**EXERCISE OBJECTIVE**
Determine how many lines of the records include "Bollinger", and answer with the number alone.
─── ENTRIES PROVIDED
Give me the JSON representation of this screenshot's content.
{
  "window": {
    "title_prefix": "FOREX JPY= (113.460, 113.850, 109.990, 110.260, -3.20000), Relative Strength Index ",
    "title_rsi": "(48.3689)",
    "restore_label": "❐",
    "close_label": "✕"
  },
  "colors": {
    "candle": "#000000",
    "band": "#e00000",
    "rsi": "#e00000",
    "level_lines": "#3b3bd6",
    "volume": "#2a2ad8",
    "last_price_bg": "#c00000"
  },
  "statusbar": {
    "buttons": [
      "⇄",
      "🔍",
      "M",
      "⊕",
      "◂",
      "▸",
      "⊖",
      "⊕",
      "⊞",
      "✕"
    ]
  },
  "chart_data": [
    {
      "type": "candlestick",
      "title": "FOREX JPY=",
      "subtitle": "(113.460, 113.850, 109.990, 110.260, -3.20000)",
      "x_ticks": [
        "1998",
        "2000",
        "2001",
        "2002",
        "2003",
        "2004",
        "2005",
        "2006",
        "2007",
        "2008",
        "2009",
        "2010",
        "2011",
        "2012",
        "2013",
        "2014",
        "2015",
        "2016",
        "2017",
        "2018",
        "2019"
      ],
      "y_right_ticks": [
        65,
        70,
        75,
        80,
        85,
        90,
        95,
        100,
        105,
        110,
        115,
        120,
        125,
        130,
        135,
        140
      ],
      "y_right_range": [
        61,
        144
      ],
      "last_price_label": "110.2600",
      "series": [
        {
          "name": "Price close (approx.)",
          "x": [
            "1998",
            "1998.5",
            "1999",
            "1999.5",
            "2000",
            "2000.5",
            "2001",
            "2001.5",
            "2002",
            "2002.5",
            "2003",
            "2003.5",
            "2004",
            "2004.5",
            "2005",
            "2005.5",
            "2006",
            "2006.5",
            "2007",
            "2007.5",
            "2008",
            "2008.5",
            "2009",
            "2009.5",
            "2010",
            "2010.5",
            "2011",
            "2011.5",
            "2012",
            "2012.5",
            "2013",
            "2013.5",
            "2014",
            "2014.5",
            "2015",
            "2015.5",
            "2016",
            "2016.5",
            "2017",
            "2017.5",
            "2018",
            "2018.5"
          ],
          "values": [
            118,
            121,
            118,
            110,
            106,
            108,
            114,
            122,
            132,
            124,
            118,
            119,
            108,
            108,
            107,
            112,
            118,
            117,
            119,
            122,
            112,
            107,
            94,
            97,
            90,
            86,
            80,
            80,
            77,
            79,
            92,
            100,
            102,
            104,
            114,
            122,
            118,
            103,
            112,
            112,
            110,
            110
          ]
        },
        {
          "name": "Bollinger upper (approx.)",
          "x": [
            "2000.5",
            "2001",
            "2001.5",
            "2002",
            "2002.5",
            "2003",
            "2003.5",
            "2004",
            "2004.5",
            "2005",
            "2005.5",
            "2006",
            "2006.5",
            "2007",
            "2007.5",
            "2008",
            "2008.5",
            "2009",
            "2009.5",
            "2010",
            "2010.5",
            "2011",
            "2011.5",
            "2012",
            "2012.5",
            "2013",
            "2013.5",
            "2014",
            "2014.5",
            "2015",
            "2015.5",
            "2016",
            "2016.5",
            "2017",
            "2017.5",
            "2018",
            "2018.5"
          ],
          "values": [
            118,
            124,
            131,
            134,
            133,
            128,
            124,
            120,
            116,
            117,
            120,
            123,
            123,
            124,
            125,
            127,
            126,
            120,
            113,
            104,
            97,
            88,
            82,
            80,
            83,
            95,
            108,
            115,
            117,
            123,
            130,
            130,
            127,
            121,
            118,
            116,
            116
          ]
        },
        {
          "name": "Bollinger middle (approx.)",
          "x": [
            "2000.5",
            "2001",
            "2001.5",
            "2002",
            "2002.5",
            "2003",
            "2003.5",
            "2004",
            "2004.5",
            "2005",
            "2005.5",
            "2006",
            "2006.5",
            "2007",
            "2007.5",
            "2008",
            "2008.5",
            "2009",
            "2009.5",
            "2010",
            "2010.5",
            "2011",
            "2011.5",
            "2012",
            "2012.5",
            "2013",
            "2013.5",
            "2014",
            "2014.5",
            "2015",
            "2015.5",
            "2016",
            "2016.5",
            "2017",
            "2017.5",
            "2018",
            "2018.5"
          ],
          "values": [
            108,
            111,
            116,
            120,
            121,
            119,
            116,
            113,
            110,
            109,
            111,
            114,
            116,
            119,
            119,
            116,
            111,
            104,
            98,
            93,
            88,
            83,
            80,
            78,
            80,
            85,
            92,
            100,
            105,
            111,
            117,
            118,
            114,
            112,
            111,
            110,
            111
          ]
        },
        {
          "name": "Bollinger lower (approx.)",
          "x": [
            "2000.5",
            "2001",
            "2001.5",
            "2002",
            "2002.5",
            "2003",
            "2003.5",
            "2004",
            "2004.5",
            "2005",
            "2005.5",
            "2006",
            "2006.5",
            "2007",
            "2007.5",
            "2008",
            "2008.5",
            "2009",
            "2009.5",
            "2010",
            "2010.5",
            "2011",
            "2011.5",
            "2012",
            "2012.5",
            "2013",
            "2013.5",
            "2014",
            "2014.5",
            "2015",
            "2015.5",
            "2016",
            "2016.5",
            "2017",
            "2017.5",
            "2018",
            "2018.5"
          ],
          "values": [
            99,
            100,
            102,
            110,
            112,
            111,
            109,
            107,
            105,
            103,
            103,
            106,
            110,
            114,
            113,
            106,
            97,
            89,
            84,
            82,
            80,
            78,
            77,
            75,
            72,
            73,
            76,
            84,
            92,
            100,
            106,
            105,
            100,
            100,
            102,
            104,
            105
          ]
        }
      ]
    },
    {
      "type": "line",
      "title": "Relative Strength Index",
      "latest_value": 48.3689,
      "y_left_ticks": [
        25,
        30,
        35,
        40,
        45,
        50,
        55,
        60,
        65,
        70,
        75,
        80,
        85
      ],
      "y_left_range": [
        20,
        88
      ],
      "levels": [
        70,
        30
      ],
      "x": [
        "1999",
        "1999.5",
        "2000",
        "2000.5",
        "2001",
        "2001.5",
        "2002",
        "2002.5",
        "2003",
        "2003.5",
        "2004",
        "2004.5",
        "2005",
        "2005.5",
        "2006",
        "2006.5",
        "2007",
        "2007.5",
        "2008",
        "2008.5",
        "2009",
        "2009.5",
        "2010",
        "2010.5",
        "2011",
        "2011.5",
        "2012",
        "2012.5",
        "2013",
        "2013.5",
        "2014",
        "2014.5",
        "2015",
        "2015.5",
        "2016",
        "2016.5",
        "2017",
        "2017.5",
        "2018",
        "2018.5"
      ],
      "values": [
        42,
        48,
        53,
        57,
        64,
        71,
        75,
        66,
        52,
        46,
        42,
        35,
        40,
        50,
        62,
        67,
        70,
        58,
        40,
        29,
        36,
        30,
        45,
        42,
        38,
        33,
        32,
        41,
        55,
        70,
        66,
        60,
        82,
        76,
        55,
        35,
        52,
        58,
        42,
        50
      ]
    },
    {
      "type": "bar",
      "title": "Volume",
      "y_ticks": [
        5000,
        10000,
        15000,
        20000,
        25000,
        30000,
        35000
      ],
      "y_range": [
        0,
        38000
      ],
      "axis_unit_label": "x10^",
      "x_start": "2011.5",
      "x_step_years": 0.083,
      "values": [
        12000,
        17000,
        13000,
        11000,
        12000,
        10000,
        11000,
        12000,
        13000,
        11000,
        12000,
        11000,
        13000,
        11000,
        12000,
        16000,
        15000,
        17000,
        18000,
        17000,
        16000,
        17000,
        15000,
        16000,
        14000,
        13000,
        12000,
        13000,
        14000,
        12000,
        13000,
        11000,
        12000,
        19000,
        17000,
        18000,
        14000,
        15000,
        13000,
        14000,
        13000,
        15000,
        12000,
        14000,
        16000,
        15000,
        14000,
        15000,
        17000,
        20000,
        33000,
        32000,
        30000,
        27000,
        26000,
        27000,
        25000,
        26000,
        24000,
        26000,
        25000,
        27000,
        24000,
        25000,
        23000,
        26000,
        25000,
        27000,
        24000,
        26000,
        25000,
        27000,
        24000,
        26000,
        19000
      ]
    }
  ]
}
──────
─── ENTRIES PROVIDED
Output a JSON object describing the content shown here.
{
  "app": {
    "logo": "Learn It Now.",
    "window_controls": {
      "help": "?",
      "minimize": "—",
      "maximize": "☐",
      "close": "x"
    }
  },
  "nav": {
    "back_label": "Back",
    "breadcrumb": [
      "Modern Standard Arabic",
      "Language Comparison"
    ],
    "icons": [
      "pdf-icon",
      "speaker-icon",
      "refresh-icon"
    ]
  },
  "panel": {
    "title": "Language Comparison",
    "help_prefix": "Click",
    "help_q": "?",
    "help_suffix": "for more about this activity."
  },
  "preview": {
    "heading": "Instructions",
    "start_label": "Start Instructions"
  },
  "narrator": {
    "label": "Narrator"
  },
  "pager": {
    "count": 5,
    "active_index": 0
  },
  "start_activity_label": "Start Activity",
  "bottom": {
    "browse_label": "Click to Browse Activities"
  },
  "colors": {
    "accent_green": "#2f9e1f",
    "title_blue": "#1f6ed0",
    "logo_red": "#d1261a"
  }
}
──────
**COMPLETE OUTPUT**
3